§ Set task:
Reproduce every line of the records below verbatim, changing no character.

[start of Dataset entries]

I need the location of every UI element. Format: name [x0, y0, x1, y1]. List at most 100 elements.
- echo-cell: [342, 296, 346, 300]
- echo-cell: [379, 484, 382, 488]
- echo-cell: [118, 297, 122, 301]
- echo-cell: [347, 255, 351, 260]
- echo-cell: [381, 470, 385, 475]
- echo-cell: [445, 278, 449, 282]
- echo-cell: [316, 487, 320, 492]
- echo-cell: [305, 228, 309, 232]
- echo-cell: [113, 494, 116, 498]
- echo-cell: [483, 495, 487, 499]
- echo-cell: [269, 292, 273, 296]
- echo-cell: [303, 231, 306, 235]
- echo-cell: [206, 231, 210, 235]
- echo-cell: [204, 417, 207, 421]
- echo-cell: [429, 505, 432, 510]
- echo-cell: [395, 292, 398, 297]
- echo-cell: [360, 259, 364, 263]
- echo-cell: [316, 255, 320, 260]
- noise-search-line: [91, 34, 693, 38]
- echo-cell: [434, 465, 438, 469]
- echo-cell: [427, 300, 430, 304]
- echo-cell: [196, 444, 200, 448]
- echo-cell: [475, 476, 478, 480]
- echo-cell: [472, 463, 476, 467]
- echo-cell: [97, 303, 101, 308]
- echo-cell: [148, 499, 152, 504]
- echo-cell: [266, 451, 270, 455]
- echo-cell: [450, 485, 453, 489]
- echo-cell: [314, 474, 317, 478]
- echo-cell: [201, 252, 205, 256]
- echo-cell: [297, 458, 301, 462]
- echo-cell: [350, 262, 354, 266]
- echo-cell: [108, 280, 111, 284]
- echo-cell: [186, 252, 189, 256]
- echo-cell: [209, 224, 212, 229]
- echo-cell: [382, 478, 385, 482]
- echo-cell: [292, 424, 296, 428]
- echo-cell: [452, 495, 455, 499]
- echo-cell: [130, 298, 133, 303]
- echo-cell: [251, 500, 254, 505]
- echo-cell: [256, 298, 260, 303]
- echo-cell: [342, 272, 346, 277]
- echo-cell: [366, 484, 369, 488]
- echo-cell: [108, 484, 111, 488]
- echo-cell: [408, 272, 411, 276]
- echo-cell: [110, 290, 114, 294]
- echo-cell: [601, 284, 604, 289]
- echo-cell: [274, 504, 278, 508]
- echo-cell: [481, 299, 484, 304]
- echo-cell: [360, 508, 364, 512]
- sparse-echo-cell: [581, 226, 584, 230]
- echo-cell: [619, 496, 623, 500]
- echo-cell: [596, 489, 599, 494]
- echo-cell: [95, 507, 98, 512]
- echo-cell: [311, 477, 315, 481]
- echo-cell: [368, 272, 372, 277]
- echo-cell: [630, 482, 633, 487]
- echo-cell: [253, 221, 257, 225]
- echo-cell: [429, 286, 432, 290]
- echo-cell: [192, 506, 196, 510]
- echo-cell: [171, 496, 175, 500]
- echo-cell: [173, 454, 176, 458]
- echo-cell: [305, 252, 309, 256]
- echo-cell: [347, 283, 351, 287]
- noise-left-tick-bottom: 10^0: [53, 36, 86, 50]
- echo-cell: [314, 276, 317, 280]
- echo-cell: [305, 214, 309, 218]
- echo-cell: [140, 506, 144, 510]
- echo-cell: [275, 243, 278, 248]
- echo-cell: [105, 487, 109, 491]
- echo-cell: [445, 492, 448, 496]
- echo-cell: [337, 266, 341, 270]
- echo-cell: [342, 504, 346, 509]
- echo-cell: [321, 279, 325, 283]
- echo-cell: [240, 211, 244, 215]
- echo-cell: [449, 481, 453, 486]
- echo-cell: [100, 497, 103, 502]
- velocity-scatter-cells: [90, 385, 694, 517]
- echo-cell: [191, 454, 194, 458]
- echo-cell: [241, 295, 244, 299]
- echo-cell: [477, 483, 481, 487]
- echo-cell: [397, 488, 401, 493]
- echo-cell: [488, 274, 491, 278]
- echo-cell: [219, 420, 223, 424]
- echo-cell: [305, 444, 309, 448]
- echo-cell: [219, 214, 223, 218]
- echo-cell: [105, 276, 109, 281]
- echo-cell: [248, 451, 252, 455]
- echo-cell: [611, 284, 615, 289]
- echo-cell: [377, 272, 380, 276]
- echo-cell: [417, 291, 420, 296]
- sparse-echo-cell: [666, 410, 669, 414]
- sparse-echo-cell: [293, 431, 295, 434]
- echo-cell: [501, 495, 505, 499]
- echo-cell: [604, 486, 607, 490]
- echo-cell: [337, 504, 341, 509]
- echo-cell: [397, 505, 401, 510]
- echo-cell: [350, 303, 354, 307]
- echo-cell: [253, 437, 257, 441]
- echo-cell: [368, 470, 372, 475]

[end of Dataset entries]

§ Written response:
I need the location of every UI element. Format: name [x0, y0, x1, y1]. List at most 100 elements.
- echo-cell: [342, 296, 346, 300]
- echo-cell: [379, 484, 382, 488]
- echo-cell: [118, 297, 122, 301]
- echo-cell: [347, 255, 351, 260]
- echo-cell: [381, 470, 385, 475]
- echo-cell: [445, 278, 449, 282]
- echo-cell: [316, 487, 320, 492]
- echo-cell: [305, 228, 309, 232]
- echo-cell: [113, 494, 116, 498]
- echo-cell: [483, 495, 487, 499]
- echo-cell: [269, 292, 273, 296]
- echo-cell: [303, 231, 306, 235]
- echo-cell: [206, 231, 210, 235]
- echo-cell: [204, 417, 207, 421]
- echo-cell: [429, 505, 432, 510]
- echo-cell: [395, 292, 398, 297]
- echo-cell: [360, 259, 364, 263]
- echo-cell: [316, 255, 320, 260]
- noise-search-line: [91, 34, 693, 38]
- echo-cell: [434, 465, 438, 469]
- echo-cell: [427, 300, 430, 304]
- echo-cell: [196, 444, 200, 448]
- echo-cell: [475, 476, 478, 480]
- echo-cell: [472, 463, 476, 467]
- echo-cell: [97, 303, 101, 308]
- echo-cell: [148, 499, 152, 504]
- echo-cell: [266, 451, 270, 455]
- echo-cell: [450, 485, 453, 489]
- echo-cell: [314, 474, 317, 478]
- echo-cell: [201, 252, 205, 256]
- echo-cell: [297, 458, 301, 462]
- echo-cell: [350, 262, 354, 266]
- echo-cell: [108, 280, 111, 284]
- echo-cell: [186, 252, 189, 256]
- echo-cell: [209, 224, 212, 229]
- echo-cell: [382, 478, 385, 482]
- echo-cell: [292, 424, 296, 428]
- echo-cell: [452, 495, 455, 499]
- echo-cell: [130, 298, 133, 303]
- echo-cell: [251, 500, 254, 505]
- echo-cell: [256, 298, 260, 303]
- echo-cell: [342, 272, 346, 277]
- echo-cell: [366, 484, 369, 488]
- echo-cell: [108, 484, 111, 488]
- echo-cell: [408, 272, 411, 276]
- echo-cell: [110, 290, 114, 294]
- echo-cell: [601, 284, 604, 289]
- echo-cell: [274, 504, 278, 508]
- echo-cell: [481, 299, 484, 304]
- echo-cell: [360, 508, 364, 512]
- sparse-echo-cell: [581, 226, 584, 230]
- echo-cell: [619, 496, 623, 500]
- echo-cell: [596, 489, 599, 494]
- echo-cell: [95, 507, 98, 512]
- echo-cell: [311, 477, 315, 481]
- echo-cell: [368, 272, 372, 277]
- echo-cell: [630, 482, 633, 487]
- echo-cell: [253, 221, 257, 225]
- echo-cell: [429, 286, 432, 290]
- echo-cell: [192, 506, 196, 510]
- echo-cell: [171, 496, 175, 500]
- echo-cell: [173, 454, 176, 458]
- echo-cell: [305, 252, 309, 256]
- echo-cell: [347, 283, 351, 287]
- noise-left-tick-bottom: 10^0: [53, 36, 86, 50]
- echo-cell: [314, 276, 317, 280]
- echo-cell: [305, 214, 309, 218]
- echo-cell: [140, 506, 144, 510]
- echo-cell: [275, 243, 278, 248]
- echo-cell: [105, 487, 109, 491]
- echo-cell: [445, 492, 448, 496]
- echo-cell: [337, 266, 341, 270]
- echo-cell: [342, 504, 346, 509]
- echo-cell: [321, 279, 325, 283]
- echo-cell: [240, 211, 244, 215]
- echo-cell: [449, 481, 453, 486]
- echo-cell: [100, 497, 103, 502]
- velocity-scatter-cells: [90, 385, 694, 517]
- echo-cell: [191, 454, 194, 458]
- echo-cell: [241, 295, 244, 299]
- echo-cell: [477, 483, 481, 487]
- echo-cell: [397, 488, 401, 493]
- echo-cell: [488, 274, 491, 278]
- echo-cell: [219, 420, 223, 424]
- echo-cell: [305, 444, 309, 448]
- echo-cell: [219, 214, 223, 218]
- echo-cell: [105, 276, 109, 281]
- echo-cell: [248, 451, 252, 455]
- echo-cell: [611, 284, 615, 289]
- echo-cell: [377, 272, 380, 276]
- echo-cell: [417, 291, 420, 296]
- sparse-echo-cell: [666, 410, 669, 414]
- sparse-echo-cell: [293, 431, 295, 434]
- echo-cell: [501, 495, 505, 499]
- echo-cell: [604, 486, 607, 490]
- echo-cell: [337, 504, 341, 509]
- echo-cell: [397, 505, 401, 510]
- echo-cell: [350, 303, 354, 307]
- echo-cell: [253, 437, 257, 441]
- echo-cell: [368, 470, 372, 475]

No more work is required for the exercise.